[start GIVEN PASSAGE]

Files
harmony/docs/adr/drafts/Fleet-IoT-Device-System-Upgrade-With-Rollback.md
Jean-Gabriel Gill-Couture 6eb4b94efd docs(fleet): add recovered v0.3 plan + upgrade/rollback ADR draft
Planning artifacts captured on the branch so they persist; placement to
be sorted post-demo.
2026-06-02 10:00:00 -04:00

138 lines
12 KiB
Markdown
Raw Permalink Blame History

This file contains invisible Unicode characters

This file contains invisible Unicode characters that are indistinguishable to humans but may be processed differently by a computer. If you think that this is intentional, you can safely ignore this warning. Use the Escape button to reveal them.

This file contains Unicode characters that might be confused with other characters. If you think that this is intentional, you can safely ignore this warning. Use the Escape button to reveal them.

# ADR-0042: Fleet IoT Device System Upgrade and Rollback
- **Status:** Accepted
- **Date:** 2026-05-24
- **Component:** Harmony — IoT Fleet Management
- **Supersedes:** —
- **Superseded by:** —
## Context
Harmony's IoT fleet management product manages agents running on customer-owned Raspberry Pi devices under Raspberry Pi OS (Debian-based). System updates are performed with the stock package manager (`apt update && apt full-upgrade`) followed by a reboot. We require the ability to **automatically roll back a failed OS upgrade** so that a device which does not return to a healthy, control-plane-connected state is restored to its pre-upgrade condition without a truck roll.
The agent already has a solved, self-contained upgrade-with-rollback flow for itself: it runs as a privileged Podman container that autostarts on boot. On agent upgrade we suspend management activity, set an `upgrading` flag in the control-plane database, the new agent version clears the flag once it connects, the old agent shuts down cleanly, and operations resume. **OS upgrades are the open problem** addressed by this ADR.
### Constraints
These constraints are firm and shaped the decision:
1. **Drop-in agent on a customer's existing installation.** We must minimize changes to the customer's installation flow. Our agent should be drop-in functionality, not a re-platforming of the customer's device.
2. **No distro change.** Customers run custom out-of-tree kernel modules. We cannot switch distributions, and we must survive kernel upgrades that rebuild those modules.
3. **Filesystem-layer change is acceptable; partition-layout change is not.** Owning the partition table and bootloader configuration (as A/B schemes require) is a more invasive intrusion into a customer's installation than changing the filesystem/volume layer underneath an unchanged `root`. Our preference ordering is explicitly: *filesystem/volume layer change ≪ partition layout change.*
4. **Controlling the device image is a last resort.** We can issue imaging recommendations to customers, but we do not want to depend on shipping our own image.

[end GIVEN PASSAGE]

:: SET TASK ::
Write out everything in the upgrade-and-rollback ADR from "The agent already" down to "by this ADR.", keeping every word unchanged. Work from the upgrade-and-rollback ADR above and nothing else.

[start DATA SEGMENT]

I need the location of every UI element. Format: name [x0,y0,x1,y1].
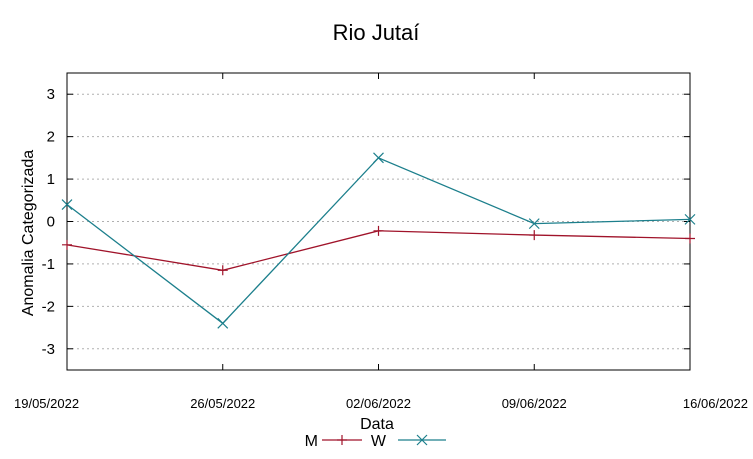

[end DATA SEGMENT]

:: RESPONSE ::
The agent already has a solved, self-contained upgrade-with-rollback flow for itself: it runs as a privileged Podman container that autostarts on boot. On agent upgrade we suspend management activity, set an `upgrading` flag in the control-plane database, the new agent version clears the flag once it connects, the old agent shuts down cleanly, and operations resume. **OS upgrades are the open problem** addressed by this ADR.